Pull out every line below that contains the word "only".
**** Data ****
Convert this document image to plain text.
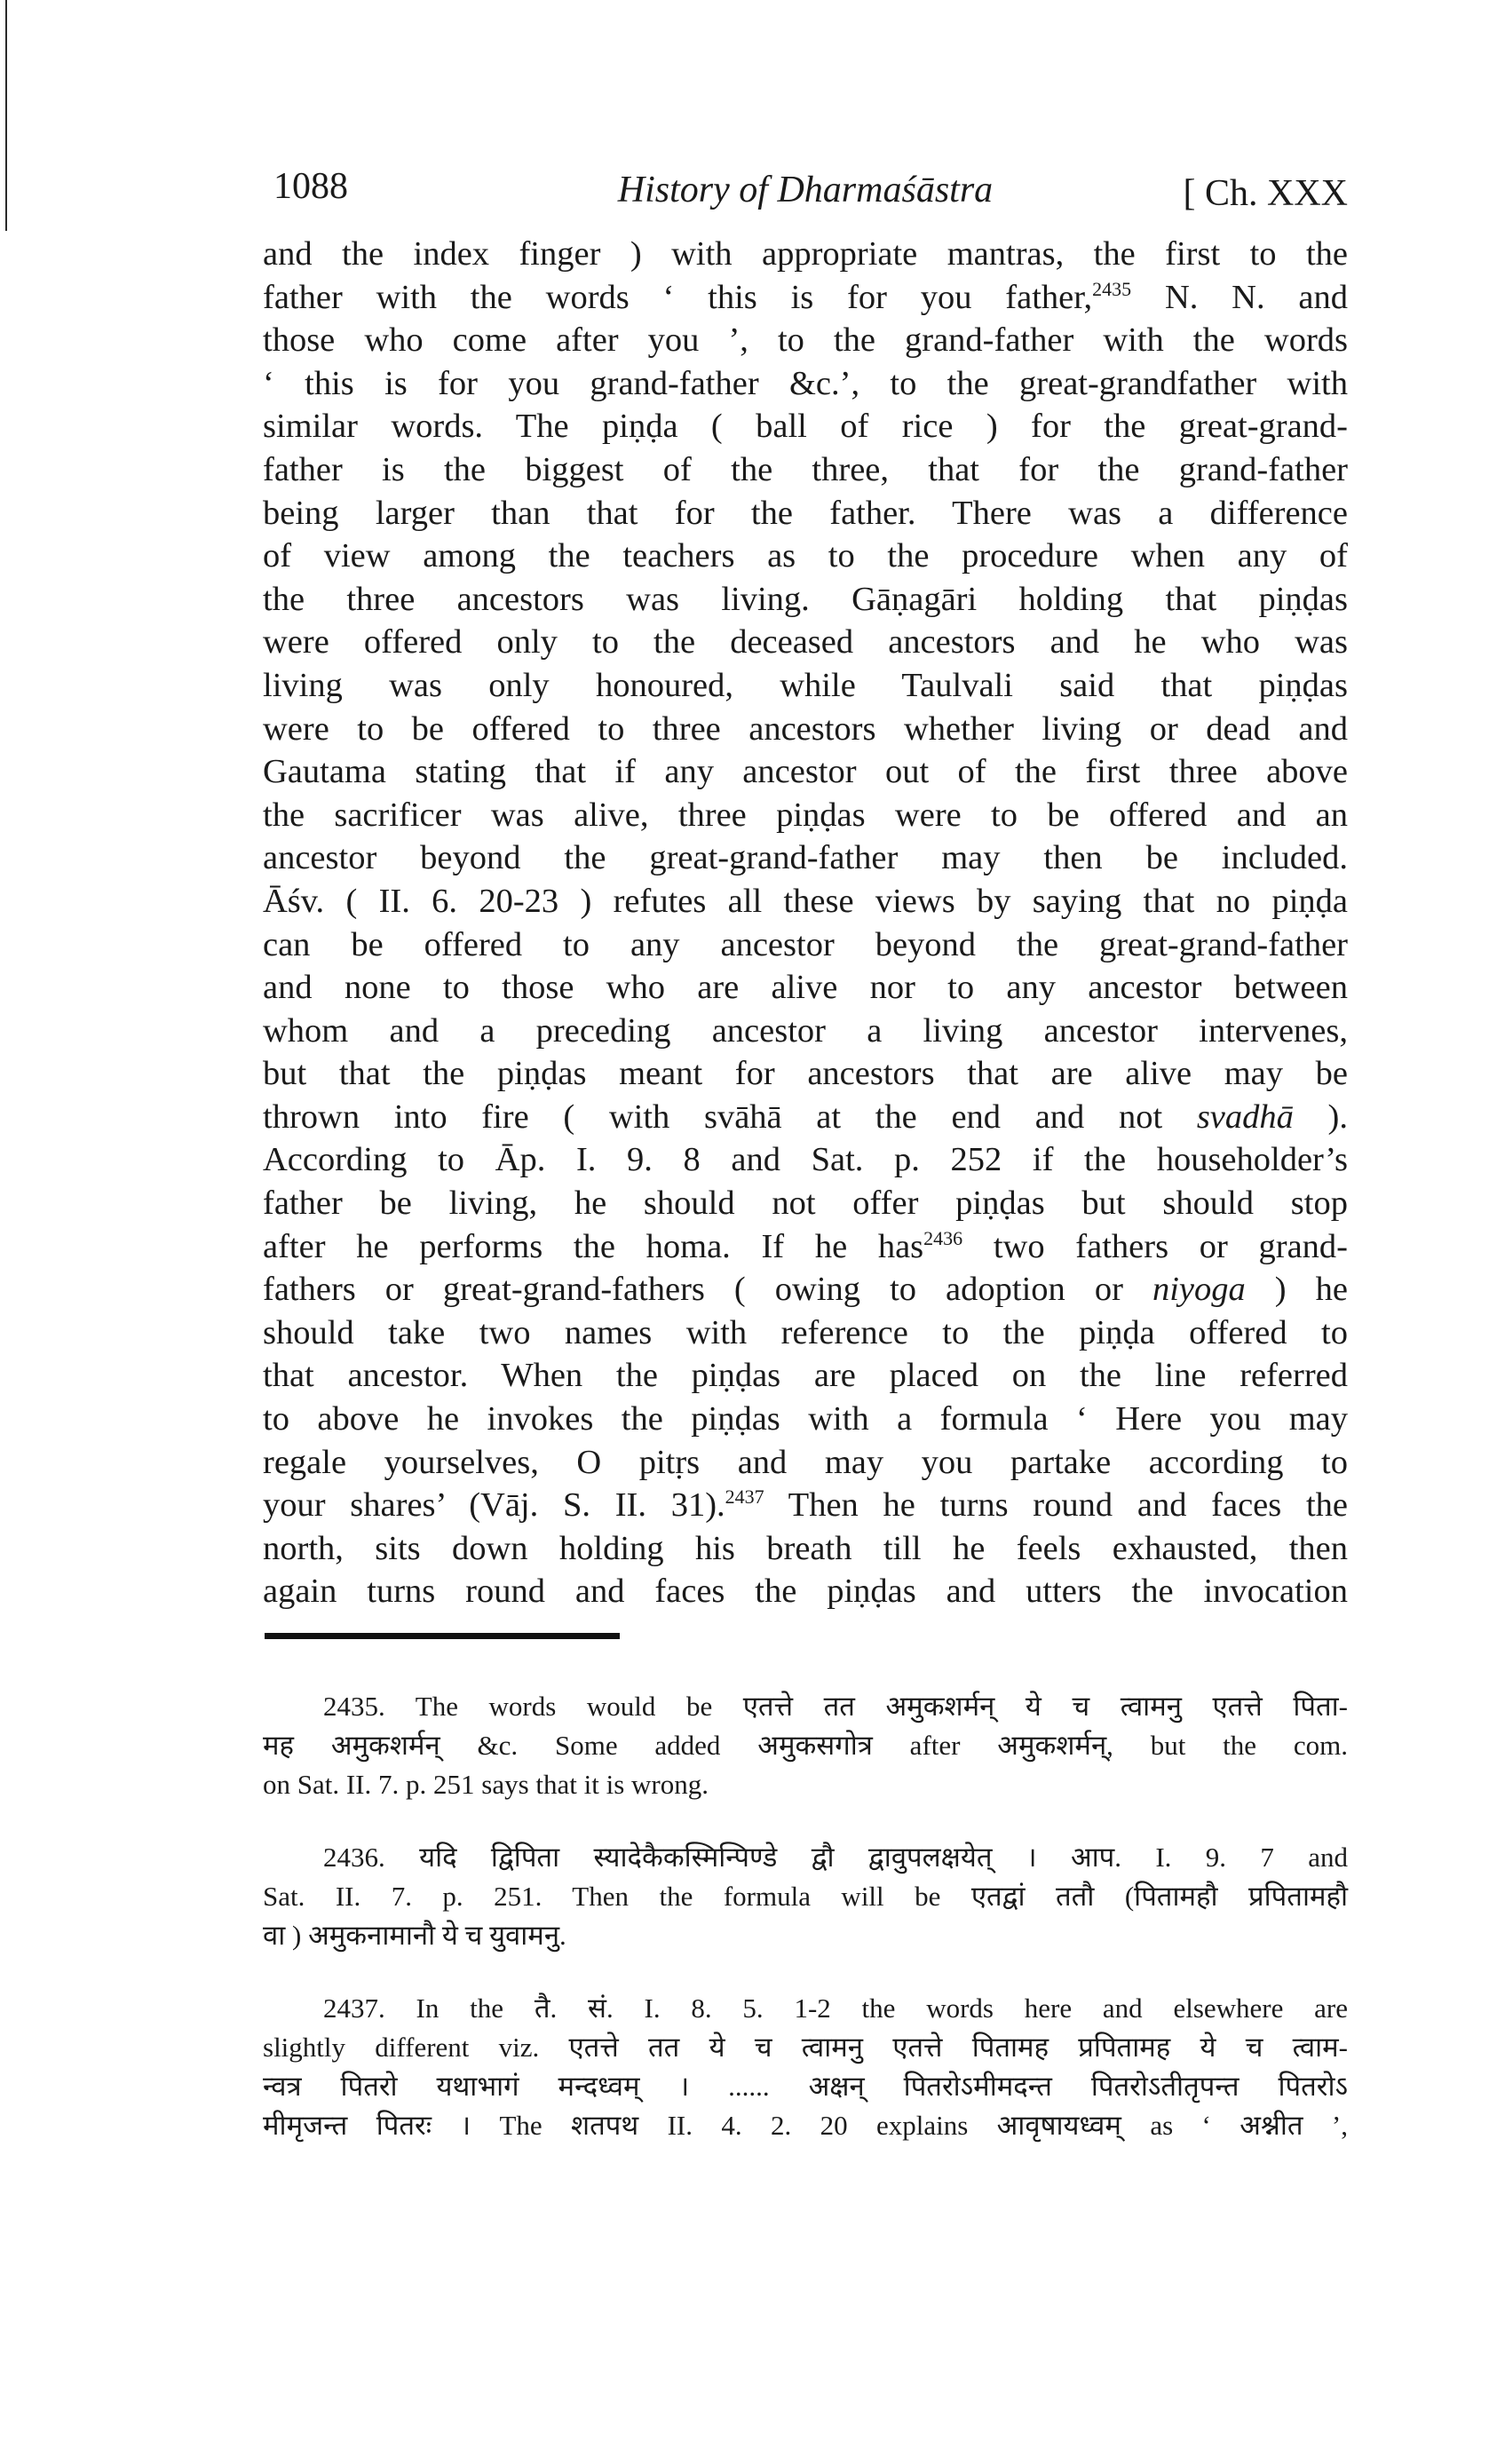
1088	History of Dharmaśāstra	[ Ch. XXX
and the index finger ) with appropriate mantras, the first to the
father with the words ‘ this is for you father,$^{2435}$ N. N. and
those who come after you ’, to the grand-father with the words
‘ this is for you grand-father &c.’, to the great-grandfather with
similar words. The piṇḍa ( ball of rice ) for the great-grand-
father is the biggest of the three, that for the grand-father
being larger than that for the father. There was a difference
of view among the teachers as to the procedure when any of
the three ancestors was living. Gāṇagāri holding that piṇḍas
were offered only to the deceased ancestors and he who was
living was only honoured, while Taulvali said that piṇḍas
were to be offered to three ancestors whether living or dead and
Gautama stating that if any ancestor out of the first three above
the sacrificer was alive, three piṇḍas were to be offered and an
ancestor beyond the great-grand-father may then be included.
Āśv. ( II. 6. 20-23 ) refutes all these views by saying that no piṇḍa
can be offered to any ancestor beyond the great-grand-father
and none to those who are alive nor to any ancestor between
whom and a preceding ancestor a living ancestor intervenes,
but that the piṇḍas meant for ancestors that are alive may be
thrown into fire ( with svāhā at the end and not svadhā ).
According to Āp. I. 9. 8 and Sat. p. 252 if the householder’s
father be living, he should not offer piṇḍas but should stop
after he performs the homa. If he has$^{2436}$ two fathers or grand-
fathers or great-grand-fathers ( owing to adoption or niyoga ) he
should take two names with reference to the piṇḍa offered to
that ancestor. When the piṇḍas are placed on the line referred
to above he invokes the piṇḍas with a formula ‘ Here you may
regale yourselves, O pitṛs and may you partake according to
your shares’ (Vāj. S. II. 31).$^{2437}$ Then he turns round and faces the
north, sits down holding his breath till he feels exhausted, then
again turns round and faces the piṇḍas and utters the invocation
2435. The words would be एतत्ते तत अमुकशर्मन् ये च त्वामनु एतत्ते पिता-
मह अमुकशर्मन् &c. Some added अमुकसगोत्र after अमुकशर्मन्, but the com.
on Sat. II. 7. p. 251 says that it is wrong.
2436. यदि द्विपिता स्यादेकैकस्मिन्पिण्डे द्वौ द्वावुपलक्षयेत् । आप. I. 9. 7 and
Sat. II. 7. p. 251. Then the formula will be एतद्वां ततौ (पितामहौ प्रपितामहौ
वा ) अमुकनामानौ ये च युवामनु.
2437. In the तै. सं. I. 8. 5. 1-2 the words here and elsewhere are
slightly different viz. एतत्ते तत ये च त्वामनु एतत्ते पितामह प्रपितामह ये च त्वाम-
न्वत्र पितरो यथाभागं मन्दध्वम् । ...... अक्षन् पितरोऽमीमदन्त पितरोऽतीतृपन्त पितरोऽ
मीमृजन्त पितरः । The शतपथ II. 4. 2. 20 explains आवृषायध्वम् as ‘ अश्नीत ’,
****
- _Exercise output_:
were offered only to the deceased ancestors and he who was
living was only honoured, while Taulvali said that piṇḍas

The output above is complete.